Recorded data →
+ + + +

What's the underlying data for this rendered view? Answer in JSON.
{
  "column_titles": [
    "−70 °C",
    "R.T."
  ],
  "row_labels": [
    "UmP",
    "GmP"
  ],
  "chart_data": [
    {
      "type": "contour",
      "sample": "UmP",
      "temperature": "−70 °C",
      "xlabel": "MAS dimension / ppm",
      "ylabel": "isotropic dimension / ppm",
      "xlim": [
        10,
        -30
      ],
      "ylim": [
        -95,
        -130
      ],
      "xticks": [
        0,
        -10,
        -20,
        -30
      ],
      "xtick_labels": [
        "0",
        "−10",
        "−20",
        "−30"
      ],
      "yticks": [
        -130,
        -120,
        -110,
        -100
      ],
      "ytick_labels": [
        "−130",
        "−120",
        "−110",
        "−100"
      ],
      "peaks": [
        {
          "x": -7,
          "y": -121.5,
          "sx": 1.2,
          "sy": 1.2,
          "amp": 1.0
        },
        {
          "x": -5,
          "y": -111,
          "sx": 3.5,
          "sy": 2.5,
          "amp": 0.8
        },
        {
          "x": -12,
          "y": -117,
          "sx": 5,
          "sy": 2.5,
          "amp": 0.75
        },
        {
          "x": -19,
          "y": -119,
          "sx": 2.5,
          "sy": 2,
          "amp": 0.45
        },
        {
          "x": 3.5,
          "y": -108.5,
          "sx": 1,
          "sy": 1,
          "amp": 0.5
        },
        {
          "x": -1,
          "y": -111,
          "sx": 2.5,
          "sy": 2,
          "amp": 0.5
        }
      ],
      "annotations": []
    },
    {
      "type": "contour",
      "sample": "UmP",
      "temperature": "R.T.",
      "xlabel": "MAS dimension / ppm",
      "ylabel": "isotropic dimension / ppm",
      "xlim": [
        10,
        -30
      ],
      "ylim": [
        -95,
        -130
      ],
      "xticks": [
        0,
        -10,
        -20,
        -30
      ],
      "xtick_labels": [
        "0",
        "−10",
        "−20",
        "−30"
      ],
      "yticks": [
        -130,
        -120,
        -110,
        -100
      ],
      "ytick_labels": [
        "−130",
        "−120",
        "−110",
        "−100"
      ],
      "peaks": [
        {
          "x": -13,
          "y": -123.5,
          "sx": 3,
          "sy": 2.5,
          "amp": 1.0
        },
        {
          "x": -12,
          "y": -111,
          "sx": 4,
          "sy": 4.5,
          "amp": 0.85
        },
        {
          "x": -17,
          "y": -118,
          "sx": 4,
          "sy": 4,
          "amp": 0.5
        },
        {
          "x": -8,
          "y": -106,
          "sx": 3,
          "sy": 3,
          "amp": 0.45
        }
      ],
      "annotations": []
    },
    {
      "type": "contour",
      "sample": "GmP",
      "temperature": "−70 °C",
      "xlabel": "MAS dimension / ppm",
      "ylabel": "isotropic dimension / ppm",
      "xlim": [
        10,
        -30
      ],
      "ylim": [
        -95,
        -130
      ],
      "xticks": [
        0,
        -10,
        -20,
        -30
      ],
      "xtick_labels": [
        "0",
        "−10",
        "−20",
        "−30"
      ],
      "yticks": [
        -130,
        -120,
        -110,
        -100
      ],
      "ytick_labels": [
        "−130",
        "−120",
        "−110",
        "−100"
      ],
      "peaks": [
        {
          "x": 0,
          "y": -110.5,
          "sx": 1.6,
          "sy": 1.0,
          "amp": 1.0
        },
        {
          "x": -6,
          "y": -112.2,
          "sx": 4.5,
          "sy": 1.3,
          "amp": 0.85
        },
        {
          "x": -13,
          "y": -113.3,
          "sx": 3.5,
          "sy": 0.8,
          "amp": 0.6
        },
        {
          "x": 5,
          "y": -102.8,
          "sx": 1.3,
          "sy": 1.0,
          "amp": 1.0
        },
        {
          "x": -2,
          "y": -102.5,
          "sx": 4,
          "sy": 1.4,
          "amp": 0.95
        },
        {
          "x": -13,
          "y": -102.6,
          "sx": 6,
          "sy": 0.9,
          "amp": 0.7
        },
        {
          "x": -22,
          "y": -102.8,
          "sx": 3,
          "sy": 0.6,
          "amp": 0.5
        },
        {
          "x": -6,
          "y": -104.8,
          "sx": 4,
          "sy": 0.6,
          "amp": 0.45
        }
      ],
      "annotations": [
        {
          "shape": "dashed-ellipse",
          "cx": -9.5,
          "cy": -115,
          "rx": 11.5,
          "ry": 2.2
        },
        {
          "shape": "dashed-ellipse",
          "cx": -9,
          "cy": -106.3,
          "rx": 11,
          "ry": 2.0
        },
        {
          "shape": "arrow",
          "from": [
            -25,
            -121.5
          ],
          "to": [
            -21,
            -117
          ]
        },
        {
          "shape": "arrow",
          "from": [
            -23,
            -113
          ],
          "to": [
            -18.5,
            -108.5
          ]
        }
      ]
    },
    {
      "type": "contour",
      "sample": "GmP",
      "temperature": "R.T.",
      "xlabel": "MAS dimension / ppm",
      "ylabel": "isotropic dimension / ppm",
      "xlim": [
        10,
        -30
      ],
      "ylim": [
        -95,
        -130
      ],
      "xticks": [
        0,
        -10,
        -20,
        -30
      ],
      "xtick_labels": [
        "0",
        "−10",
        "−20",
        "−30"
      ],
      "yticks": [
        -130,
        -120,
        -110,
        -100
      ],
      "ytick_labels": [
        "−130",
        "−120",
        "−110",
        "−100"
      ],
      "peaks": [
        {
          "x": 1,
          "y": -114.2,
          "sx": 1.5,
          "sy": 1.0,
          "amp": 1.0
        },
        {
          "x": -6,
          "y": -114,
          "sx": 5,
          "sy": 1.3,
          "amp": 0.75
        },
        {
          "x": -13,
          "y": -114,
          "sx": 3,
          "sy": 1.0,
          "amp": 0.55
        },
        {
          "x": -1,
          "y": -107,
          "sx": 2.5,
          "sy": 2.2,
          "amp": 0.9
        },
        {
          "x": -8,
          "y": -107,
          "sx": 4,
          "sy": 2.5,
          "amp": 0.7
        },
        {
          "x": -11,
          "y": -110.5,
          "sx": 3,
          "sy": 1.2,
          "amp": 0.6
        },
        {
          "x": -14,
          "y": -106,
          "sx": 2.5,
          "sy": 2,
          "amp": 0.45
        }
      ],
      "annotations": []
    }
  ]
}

+ + + +

Direction → Every line above needs to be retyped exactly.

Response →
What's the underlying data for this rendered view? Answer in JSON.
{
  "column_titles": [
    "−70 °C",
    "R.T."
  ],
  "row_labels": [
    "UmP",
    "GmP"
  ],
  "chart_data": [
    {
      "type": "contour",
      "sample": "UmP",
      "temperature": "−70 °C",
      "xlabel": "MAS dimension / ppm",
      "ylabel": "isotropic dimension / ppm",
      "xlim": [
        10,
        -30
      ],
      "ylim": [
        -95,
        -130
      ],
      "xticks": [
        0,
        -10,
        -20,
        -30
      ],
      "xtick_labels": [
        "0",
        "−10",
        "−20",
        "−30"
      ],
      "yticks": [
        -130,
        -120,
        -110,
        -100
      ],
      "ytick_labels": [
        "−130",
        "−120",
        "−110",
        "−100"
      ],
      "peaks": [
        {
          "x": -7,
          "y": -121.5,
          "sx": 1.2,
          "sy": 1.2,
          "amp": 1.0
        },
        {
          "x": -5,
          "y": -111,
          "sx": 3.5,
          "sy": 2.5,
          "amp": 0.8
        },
        {
          "x": -12,
          "y": -117,
          "sx": 5,
          "sy": 2.5,
          "amp": 0.75
        },
        {
          "x": -19,
          "y": -119,
          "sx": 2.5,
          "sy": 2,
          "amp": 0.45
        },
        {
          "x": 3.5,
          "y": -108.5,
          "sx": 1,
          "sy": 1,
          "amp": 0.5
        },
        {
          "x": -1,
          "y": -111,
          "sx": 2.5,
          "sy": 2,
          "amp": 0.5
        }
      ],
      "annotations": []
    },
    {
      "type": "contour",
      "sample": "UmP",
      "temperature": "R.T.",
      "xlabel": "MAS dimension / ppm",
      "ylabel": "isotropic dimension / ppm",
      "xlim": [
        10,
        -30
      ],
      "ylim": [
        -95,
        -130
      ],
      "xticks": [
        0,
        -10,
        -20,
        -30
      ],
      "xtick_labels": [
        "0",
        "−10",
        "−20",
        "−30"
      ],
      "yticks": [
        -130,
        -120,
        -110,
        -100
      ],
      "ytick_labels": [
        "−130",
        "−120",
        "−110",
        "−100"
      ],
      "peaks": [
        {
          "x": -13,
          "y": -123.5,
          "sx": 3,
          "sy": 2.5,
          "amp": 1.0
        },
        {
          "x": -12,
          "y": -111,
          "sx": 4,
          "sy": 4.5,
          "amp": 0.85
        },
        {
          "x": -17,
          "y": -118,
          "sx": 4,
          "sy": 4,
          "amp": 0.5
        },
        {
          "x": -8,
          "y": -106,
          "sx": 3,
          "sy": 3,
          "amp": 0.45
        }
      ],
      "annotations": []
    },
    {
      "type": "contour",
      "sample": "GmP",
      "temperature": "−70 °C",
      "xlabel": "MAS dimension / ppm",
      "ylabel": "isotropic dimension / ppm",
      "xlim": [
        10,
        -30
      ],
      "ylim": [
        -95,
        -130
      ],
      "xticks": [
        0,
        -10,
        -20,
        -30
      ],
      "xtick_labels": [
        "0",
        "−10",
        "−20",
        "−30"
      ],
      "yticks": [
        -130,
        -120,
        -110,
        -100
      ],
      "ytick_labels": [
        "−130",
        "−120",
        "−110",
        "−100"
      ],
      "peaks": [
        {
          "x": 0,
          "y": -110.5,
          "sx": 1.6,
          "sy": 1.0,
          "amp": 1.0
        },
        {
          "x": -6,
          "y": -112.2,
          "sx": 4.5,
          "sy": 1.3,
          "amp": 0.85
        },
        {
          "x": -13,
          "y": -113.3,
          "sx": 3.5,
          "sy": 0.8,
          "amp": 0.6
        },
        {
          "x": 5,
          "y": -102.8,
          "sx": 1.3,
          "sy": 1.0,
          "amp": 1.0
        },
        {
          "x": -2,
          "y": -102.5,
          "sx": 4,
          "sy": 1.4,
          "amp": 0.95
        },
        {
          "x": -13,
          "y": -102.6,
          "sx": 6,
          "sy": 0.9,
          "amp": 0.7
        },
        {
          "x": -22,
          "y": -102.8,
          "sx": 3,
          "sy": 0.6,
          "amp": 0.5
        },
        {
          "x": -6,
          "y": -104.8,
          "sx": 4,
          "sy": 0.6,
          "amp": 0.45
        }
      ],
      "annotations": [
        {
          "shape": "dashed-ellipse",
          "cx": -9.5,
          "cy": -115,
          "rx": 11.5,
          "ry": 2.2
        },
        {
          "shape": "dashed-ellipse",
          "cx": -9,
          "cy": -106.3,
          "rx": 11,
          "ry": 2.0
        },
        {
          "shape": "arrow",
          "from": [
            -25,
            -121.5
          ],
          "to": [
            -21,
            -117
          ]
        },
        {
          "shape": "arrow",
          "from": [
            -23,
            -113
          ],
          "to": [
            -18.5,
            -108.5
          ]
        }
      ]
    },
    {
      "type": "contour",
      "sample": "GmP",
      "temperature": "R.T.",
      "xlabel": "MAS dimension / ppm",
      "ylabel": "isotropic dimension / ppm",
      "xlim": [
        10,
        -30
      ],
      "ylim": [
        -95,
        -130
      ],
      "xticks": [
        0,
        -10,
        -20,
        -30
      ],
      "xtick_labels": [
        "0",
        "−10",
        "−20",
        "−30"
      ],
      "yticks": [
        -130,
        -120,
        -110,
        -100
      ],
      "ytick_labels": [
        "−130",
        "−120",
        "−110",
        "−100"
      ],
      "peaks": [
        {
          "x": 1,
          "y": -114.2,
          "sx": 1.5,
          "sy": 1.0,
          "amp": 1.0
        },
        {
          "x": -6,
          "y": -114,
          "sx": 5,
          "sy": 1.3,
          "amp": 0.75
        },
        {
          "x": -13,
          "y": -114,
          "sx": 3,
          "sy": 1.0,
          "amp": 0.55
        },
        {
          "x": -1,
          "y": -107,
          "sx": 2.5,
          "sy": 2.2,
          "amp": 0.9
        },
        {
          "x": -8,
          "y": -107,
          "sx": 4,
          "sy": 2.5,
          "amp": 0.7
        },
        {
          "x": -11,
          "y": -110.5,
          "sx": 3,
          "sy": 1.2,
          "amp": 0.6
        },
        {
          "x": -14,
          "y": -106,
          "sx": 2.5,
          "sy": 2,
          "amp": 0.45
        }
      ],
      "annotations": []
    }
  ]
}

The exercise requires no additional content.